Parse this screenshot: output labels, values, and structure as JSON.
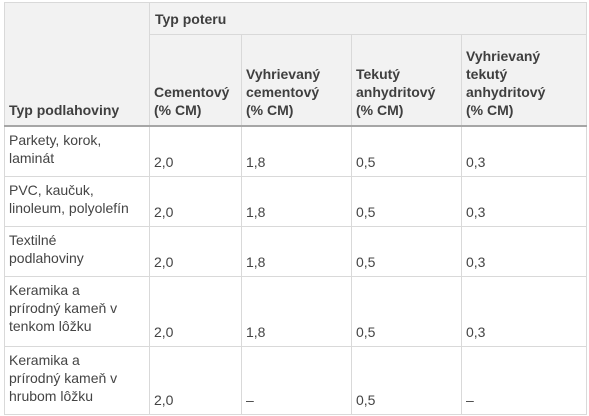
{
  "table": {
    "row_header": "Typ podlahoviny",
    "group_header": "Typ poteru",
    "columns": [
      {
        "line1": "Cementový",
        "line2": "(% CM)",
        "line3": "",
        "line4": ""
      },
      {
        "line1": "Vyhrievaný",
        "line2": "cementový",
        "line3": "(% CM)",
        "line4": ""
      },
      {
        "line1": "Tekutý",
        "line2": "anhydritový",
        "line3": "(% CM)",
        "line4": ""
      },
      {
        "line1": "Vyhrievaný",
        "line2": "tekutý",
        "line3": "anhydritový",
        "line4": "(% CM)"
      }
    ],
    "rows": [
      {
        "label": [
          "Parkety, korok,",
          "laminát"
        ],
        "values": [
          "2,0",
          "1,8",
          "0,5",
          "0,3"
        ]
      },
      {
        "label": [
          "PVC, kaučuk,",
          "linoleum, polyolefín"
        ],
        "values": [
          "2,0",
          "1,8",
          "0,5",
          "0,3"
        ]
      },
      {
        "label": [
          "Textilné",
          "podlahoviny"
        ],
        "values": [
          "2,0",
          "1,8",
          "0,5",
          "0,3"
        ]
      },
      {
        "label": [
          "Keramika a",
          "prírodný kameň v",
          "tenkom lôžku"
        ],
        "values": [
          "2,0",
          "1,8",
          "0,5",
          "0,3"
        ]
      },
      {
        "label": [
          "Keramika a",
          "prírodný kameň v",
          "hrubom lôžku"
        ],
        "values": [
          "2,0",
          "–",
          "0,5",
          "–"
        ]
      }
    ]
  }
}
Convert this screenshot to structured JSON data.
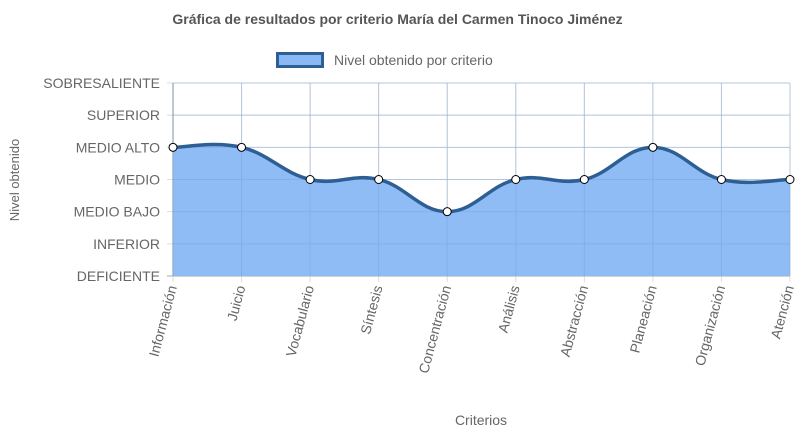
——
## SET EXERCISE
All records above are to be printed exactly, minus the pictures they contain.

## OUTPUT FOR THIS TASK
Parse this screenshot: output labels, values, and structure as JSON.
{
  "table": {
    "row_header": "Typ podlahoviny",
    "group_header": "Typ poteru",
    "columns": [
      {
        "line1": "Cementový",
        "line2": "(% CM)",
        "line3": "",
        "line4": ""
      },
      {
        "line1": "Vyhrievaný",
        "line2": "cementový",
        "line3": "(% CM)",
        "line4": ""
      },
      {
        "line1": "Tekutý",
        "line2": "anhydritový",
        "line3": "(% CM)",
        "line4": ""
      },
      {
        "line1": "Vyhrievaný",
        "line2": "tekutý",
        "line3": "anhydritový",
        "line4": "(% CM)"
      }
    ],
    "rows": [
      {
        "label": [
          "Parkety, korok,",
          "laminát"
        ],
        "values": [
          "2,0",
          "1,8",
          "0,5",
          "0,3"
        ]
      },
      {
        "label": [
          "PVC, kaučuk,",
          "linoleum, polyolefín"
        ],
        "values": [
          "2,0",
          "1,8",
          "0,5",
          "0,3"
        ]
      },
      {
        "label": [
          "Textilné",
          "podlahoviny"
        ],
        "values": [
          "2,0",
          "1,8",
          "0,5",
          "0,3"
        ]
      },
      {
        "label": [
          "Keramika a",
          "prírodný kameň v",
          "tenkom lôžku"
        ],
        "values": [
          "2,0",
          "1,8",
          "0,5",
          "0,3"
        ]
      },
      {
        "label": [
          "Keramika a",
          "prírodný kameň v",
          "hrubom lôžku"
        ],
        "values": [
          "2,0",
          "–",
          "0,5",
          "–"
        ]
      }
    ]
  }
}
Convert this screenshot to structured JSON data.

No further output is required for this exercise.